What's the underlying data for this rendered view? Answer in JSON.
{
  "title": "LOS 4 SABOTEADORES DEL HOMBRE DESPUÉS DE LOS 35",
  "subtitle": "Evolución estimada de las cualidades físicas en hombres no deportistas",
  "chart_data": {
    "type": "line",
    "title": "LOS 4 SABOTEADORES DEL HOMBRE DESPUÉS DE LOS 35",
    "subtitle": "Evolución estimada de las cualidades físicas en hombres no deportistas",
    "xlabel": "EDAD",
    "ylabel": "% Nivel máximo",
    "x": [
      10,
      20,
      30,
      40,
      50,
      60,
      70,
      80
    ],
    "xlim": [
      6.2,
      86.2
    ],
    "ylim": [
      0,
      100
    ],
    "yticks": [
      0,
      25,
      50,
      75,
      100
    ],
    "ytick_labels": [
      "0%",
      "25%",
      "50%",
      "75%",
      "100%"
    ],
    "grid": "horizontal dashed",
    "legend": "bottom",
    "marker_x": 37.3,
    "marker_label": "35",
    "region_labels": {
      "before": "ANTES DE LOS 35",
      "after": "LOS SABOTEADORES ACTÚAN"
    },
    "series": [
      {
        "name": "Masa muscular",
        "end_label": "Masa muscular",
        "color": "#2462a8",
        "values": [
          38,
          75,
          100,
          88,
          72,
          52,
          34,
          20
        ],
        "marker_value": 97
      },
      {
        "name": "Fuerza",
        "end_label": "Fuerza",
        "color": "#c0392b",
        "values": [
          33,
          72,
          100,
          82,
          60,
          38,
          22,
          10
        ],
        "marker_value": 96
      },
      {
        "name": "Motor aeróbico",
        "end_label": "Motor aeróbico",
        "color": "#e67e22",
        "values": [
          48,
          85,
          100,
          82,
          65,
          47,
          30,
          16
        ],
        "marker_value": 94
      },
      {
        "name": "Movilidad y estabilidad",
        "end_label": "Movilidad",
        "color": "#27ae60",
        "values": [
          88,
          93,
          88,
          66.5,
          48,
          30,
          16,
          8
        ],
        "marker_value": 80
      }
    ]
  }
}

TASK DESCRIPTION:
Select the lines in this material that hold the word "DESPUÉS", leaving none out.

RESULT FOR THIS TASK:
  "title": "LOS 4 SABOTEADORES DEL HOMBRE DESPUÉS DE LOS 35",
    "title": "LOS 4 SABOTEADORES DEL HOMBRE DESPUÉS DE LOS 35",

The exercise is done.